» **Provided records**:
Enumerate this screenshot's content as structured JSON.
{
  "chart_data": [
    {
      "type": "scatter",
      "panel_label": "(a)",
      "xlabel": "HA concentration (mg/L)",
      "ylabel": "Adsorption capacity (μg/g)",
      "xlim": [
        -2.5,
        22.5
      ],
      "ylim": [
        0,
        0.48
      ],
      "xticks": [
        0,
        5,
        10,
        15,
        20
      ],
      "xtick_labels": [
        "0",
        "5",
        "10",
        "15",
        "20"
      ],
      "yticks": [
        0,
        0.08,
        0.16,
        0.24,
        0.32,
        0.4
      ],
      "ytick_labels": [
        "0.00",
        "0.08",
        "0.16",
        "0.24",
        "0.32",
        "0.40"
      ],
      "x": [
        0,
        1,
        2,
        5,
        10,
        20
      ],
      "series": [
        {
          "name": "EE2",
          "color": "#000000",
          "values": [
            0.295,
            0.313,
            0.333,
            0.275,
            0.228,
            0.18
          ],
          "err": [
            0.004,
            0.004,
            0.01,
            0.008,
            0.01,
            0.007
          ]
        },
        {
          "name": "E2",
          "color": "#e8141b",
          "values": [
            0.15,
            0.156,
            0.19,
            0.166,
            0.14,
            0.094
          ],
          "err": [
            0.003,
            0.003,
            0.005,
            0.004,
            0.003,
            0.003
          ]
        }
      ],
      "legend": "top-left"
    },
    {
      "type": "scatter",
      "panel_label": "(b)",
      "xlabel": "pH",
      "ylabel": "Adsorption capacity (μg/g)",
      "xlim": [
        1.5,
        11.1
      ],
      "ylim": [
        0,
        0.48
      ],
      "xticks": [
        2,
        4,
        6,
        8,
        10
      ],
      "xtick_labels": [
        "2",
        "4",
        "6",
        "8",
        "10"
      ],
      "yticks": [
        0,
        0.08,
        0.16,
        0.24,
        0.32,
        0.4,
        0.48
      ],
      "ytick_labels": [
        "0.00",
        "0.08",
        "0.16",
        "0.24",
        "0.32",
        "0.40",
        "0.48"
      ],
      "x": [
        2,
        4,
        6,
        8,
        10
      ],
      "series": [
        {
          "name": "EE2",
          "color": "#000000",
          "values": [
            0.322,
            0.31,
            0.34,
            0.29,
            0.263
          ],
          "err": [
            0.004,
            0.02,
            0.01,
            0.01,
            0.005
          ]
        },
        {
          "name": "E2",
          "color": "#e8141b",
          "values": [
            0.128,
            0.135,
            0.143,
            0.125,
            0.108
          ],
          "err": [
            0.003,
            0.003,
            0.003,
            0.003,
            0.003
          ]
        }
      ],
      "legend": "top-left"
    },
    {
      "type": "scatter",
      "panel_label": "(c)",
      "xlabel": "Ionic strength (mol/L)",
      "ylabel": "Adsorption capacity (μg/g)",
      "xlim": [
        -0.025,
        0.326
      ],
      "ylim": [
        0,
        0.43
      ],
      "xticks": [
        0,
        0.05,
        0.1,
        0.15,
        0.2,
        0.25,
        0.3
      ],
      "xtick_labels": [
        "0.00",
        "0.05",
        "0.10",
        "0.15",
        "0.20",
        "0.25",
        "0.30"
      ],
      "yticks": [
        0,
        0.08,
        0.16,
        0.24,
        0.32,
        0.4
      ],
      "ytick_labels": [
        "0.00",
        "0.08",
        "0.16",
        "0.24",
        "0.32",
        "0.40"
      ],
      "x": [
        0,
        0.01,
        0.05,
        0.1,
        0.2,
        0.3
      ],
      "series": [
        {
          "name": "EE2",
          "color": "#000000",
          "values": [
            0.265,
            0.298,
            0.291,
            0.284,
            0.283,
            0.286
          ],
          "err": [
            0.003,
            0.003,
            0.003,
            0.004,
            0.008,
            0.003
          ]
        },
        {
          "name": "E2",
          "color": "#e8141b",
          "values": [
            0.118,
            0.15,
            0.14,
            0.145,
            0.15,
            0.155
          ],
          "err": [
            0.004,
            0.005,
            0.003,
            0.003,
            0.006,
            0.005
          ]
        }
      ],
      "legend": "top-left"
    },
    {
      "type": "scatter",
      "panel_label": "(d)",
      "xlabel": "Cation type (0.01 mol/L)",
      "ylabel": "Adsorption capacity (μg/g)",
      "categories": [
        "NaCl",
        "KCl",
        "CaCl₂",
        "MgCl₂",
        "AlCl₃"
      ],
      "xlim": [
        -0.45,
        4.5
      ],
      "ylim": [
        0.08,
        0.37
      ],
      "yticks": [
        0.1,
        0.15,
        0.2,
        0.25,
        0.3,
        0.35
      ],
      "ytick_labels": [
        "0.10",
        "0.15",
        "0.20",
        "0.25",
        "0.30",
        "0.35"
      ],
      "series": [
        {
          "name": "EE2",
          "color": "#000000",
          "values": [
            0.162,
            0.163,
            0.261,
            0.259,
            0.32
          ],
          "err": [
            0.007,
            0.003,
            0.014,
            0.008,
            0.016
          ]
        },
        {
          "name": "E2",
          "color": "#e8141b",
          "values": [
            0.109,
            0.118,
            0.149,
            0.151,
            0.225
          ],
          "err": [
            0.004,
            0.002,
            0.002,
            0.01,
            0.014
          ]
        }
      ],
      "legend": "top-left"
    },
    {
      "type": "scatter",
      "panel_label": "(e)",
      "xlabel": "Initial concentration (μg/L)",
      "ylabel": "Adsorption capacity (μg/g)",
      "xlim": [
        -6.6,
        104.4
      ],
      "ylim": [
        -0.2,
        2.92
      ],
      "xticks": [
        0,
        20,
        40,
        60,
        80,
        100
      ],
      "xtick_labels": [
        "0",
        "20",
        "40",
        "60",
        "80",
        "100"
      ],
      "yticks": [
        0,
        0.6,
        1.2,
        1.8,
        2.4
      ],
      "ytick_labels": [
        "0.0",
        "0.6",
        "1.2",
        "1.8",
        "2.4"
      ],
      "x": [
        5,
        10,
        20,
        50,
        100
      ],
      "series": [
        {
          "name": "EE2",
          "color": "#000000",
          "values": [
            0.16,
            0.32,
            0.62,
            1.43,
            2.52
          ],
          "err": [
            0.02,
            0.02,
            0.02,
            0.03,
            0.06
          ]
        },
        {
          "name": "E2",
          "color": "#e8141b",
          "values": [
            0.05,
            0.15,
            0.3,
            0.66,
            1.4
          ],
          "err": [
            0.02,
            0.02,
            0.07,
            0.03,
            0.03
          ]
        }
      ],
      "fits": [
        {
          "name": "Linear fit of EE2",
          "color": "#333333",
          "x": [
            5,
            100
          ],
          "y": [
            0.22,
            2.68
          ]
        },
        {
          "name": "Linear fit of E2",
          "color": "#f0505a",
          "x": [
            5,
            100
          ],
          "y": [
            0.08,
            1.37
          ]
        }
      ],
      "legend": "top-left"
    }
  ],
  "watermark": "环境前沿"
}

» **Written exercise**:
Extract each entry in full and write it down exactly.

» **Output for this task**:
Enumerate this screenshot's content as structured JSON.
{
  "chart_data": [
    {
      "type": "scatter",
      "panel_label": "(a)",
      "xlabel": "HA concentration (mg/L)",
      "ylabel": "Adsorption capacity (μg/g)",
      "xlim": [
        -2.5,
        22.5
      ],
      "ylim": [
        0,
        0.48
      ],
      "xticks": [
        0,
        5,
        10,
        15,
        20
      ],
      "xtick_labels": [
        "0",
        "5",
        "10",
        "15",
        "20"
      ],
      "yticks": [
        0,
        0.08,
        0.16,
        0.24,
        0.32,
        0.4
      ],
      "ytick_labels": [
        "0.00",
        "0.08",
        "0.16",
        "0.24",
        "0.32",
        "0.40"
      ],
      "x": [
        0,
        1,
        2,
        5,
        10,
        20
      ],
      "series": [
        {
          "name": "EE2",
          "color": "#000000",
          "values": [
            0.295,
            0.313,
            0.333,
            0.275,
            0.228,
            0.18
          ],
          "err": [
            0.004,
            0.004,
            0.01,
            0.008,
            0.01,
            0.007
          ]
        },
        {
          "name": "E2",
          "color": "#e8141b",
          "values": [
            0.15,
            0.156,
            0.19,
            0.166,
            0.14,
            0.094
          ],
          "err": [
            0.003,
            0.003,
            0.005,
            0.004,
            0.003,
            0.003
          ]
        }
      ],
      "legend": "top-left"
    },
    {
      "type": "scatter",
      "panel_label": "(b)",
      "xlabel": "pH",
      "ylabel": "Adsorption capacity (μg/g)",
      "xlim": [
        1.5,
        11.1
      ],
      "ylim": [
        0,
        0.48
      ],
      "xticks": [
        2,
        4,
        6,
        8,
        10
      ],
      "xtick_labels": [
        "2",
        "4",
        "6",
        "8",
        "10"
      ],
      "yticks": [
        0,
        0.08,
        0.16,
        0.24,
        0.32,
        0.4,
        0.48
      ],
      "ytick_labels": [
        "0.00",
        "0.08",
        "0.16",
        "0.24",
        "0.32",
        "0.40",
        "0.48"
      ],
      "x": [
        2,
        4,
        6,
        8,
        10
      ],
      "series": [
        {
          "name": "EE2",
          "color": "#000000",
          "values": [
            0.322,
            0.31,
            0.34,
            0.29,
            0.263
          ],
          "err": [
            0.004,
            0.02,
            0.01,
            0.01,
            0.005
          ]
        },
        {
          "name": "E2",
          "color": "#e8141b",
          "values": [
            0.128,
            0.135,
            0.143,
            0.125,
            0.108
          ],
          "err": [
            0.003,
            0.003,
            0.003,
            0.003,
            0.003
          ]
        }
      ],
      "legend": "top-left"
    },
    {
      "type": "scatter",
      "panel_label": "(c)",
      "xlabel": "Ionic strength (mol/L)",
      "ylabel": "Adsorption capacity (μg/g)",
      "xlim": [
        -0.025,
        0.326
      ],
      "ylim": [
        0,
        0.43
      ],
      "xticks": [
        0,
        0.05,
        0.1,
        0.15,
        0.2,
        0.25,
        0.3
      ],
      "xtick_labels": [
        "0.00",
        "0.05",
        "0.10",
        "0.15",
        "0.20",
        "0.25",
        "0.30"
      ],
      "yticks": [
        0,
        0.08,
        0.16,
        0.24,
        0.32,
        0.4
      ],
      "ytick_labels": [
        "0.00",
        "0.08",
        "0.16",
        "0.24",
        "0.32",
        "0.40"
      ],
      "x": [
        0,
        0.01,
        0.05,
        0.1,
        0.2,
        0.3
      ],
      "series": [
        {
          "name": "EE2",
          "color": "#000000",
          "values": [
            0.265,
            0.298,
            0.291,
            0.284,
            0.283,
            0.286
          ],
          "err": [
            0.003,
            0.003,
            0.003,
            0.004,
            0.008,
            0.003
          ]
        },
        {
          "name": "E2",
          "color": "#e8141b",
          "values": [
            0.118,
            0.15,
            0.14,
            0.145,
            0.15,
            0.155
          ],
          "err": [
            0.004,
            0.005,
            0.003,
            0.003,
            0.006,
            0.005
          ]
        }
      ],
      "legend": "top-left"
    },
    {
      "type": "scatter",
      "panel_label": "(d)",
      "xlabel": "Cation type (0.01 mol/L)",
      "ylabel": "Adsorption capacity (μg/g)",
      "categories": [
        "NaCl",
        "KCl",
        "CaCl₂",
        "MgCl₂",
        "AlCl₃"
      ],
      "xlim": [
        -0.45,
        4.5
      ],
      "ylim": [
        0.08,
        0.37
      ],
      "yticks": [
        0.1,
        0.15,
        0.2,
        0.25,
        0.3,
        0.35
      ],
      "ytick_labels": [
        "0.10",
        "0.15",
        "0.20",
        "0.25",
        "0.30",
        "0.35"
      ],
      "series": [
        {
          "name": "EE2",
          "color": "#000000",
          "values": [
            0.162,
            0.163,
            0.261,
            0.259,
            0.32
          ],
          "err": [
            0.007,
            0.003,
            0.014,
            0.008,
            0.016
          ]
        },
        {
          "name": "E2",
          "color": "#e8141b",
          "values": [
            0.109,
            0.118,
            0.149,
            0.151,
            0.225
          ],
          "err": [
            0.004,
            0.002,
            0.002,
            0.01,
            0.014
          ]
        }
      ],
      "legend": "top-left"
    },
    {
      "type": "scatter",
      "panel_label": "(e)",
      "xlabel": "Initial concentration (μg/L)",
      "ylabel": "Adsorption capacity (μg/g)",
      "xlim": [
        -6.6,
        104.4
      ],
      "ylim": [
        -0.2,
        2.92
      ],
      "xticks": [
        0,
        20,
        40,
        60,
        80,
        100
      ],
      "xtick_labels": [
        "0",
        "20",
        "40",
        "60",
        "80",
        "100"
      ],
      "yticks": [
        0,
        0.6,
        1.2,
        1.8,
        2.4
      ],
      "ytick_labels": [
        "0.0",
        "0.6",
        "1.2",
        "1.8",
        "2.4"
      ],
      "x": [
        5,
        10,
        20,
        50,
        100
      ],
      "series": [
        {
          "name": "EE2",
          "color": "#000000",
          "values": [
            0.16,
            0.32,
            0.62,
            1.43,
            2.52
          ],
          "err": [
            0.02,
            0.02,
            0.02,
            0.03,
            0.06
          ]
        },
        {
          "name": "E2",
          "color": "#e8141b",
          "values": [
            0.05,
            0.15,
            0.3,
            0.66,
            1.4
          ],
          "err": [
            0.02,
            0.02,
            0.07,
            0.03,
            0.03
          ]
        }
      ],
      "fits": [
        {
          "name": "Linear fit of EE2",
          "color": "#333333",
          "x": [
            5,
            100
          ],
          "y": [
            0.22,
            2.68
          ]
        },
        {
          "name": "Linear fit of E2",
          "color": "#f0505a",
          "x": [
            5,
            100
          ],
          "y": [
            0.08,
            1.37
          ]
        }
      ],
      "legend": "top-left"
    }
  ],
  "watermark": "环境前沿"
}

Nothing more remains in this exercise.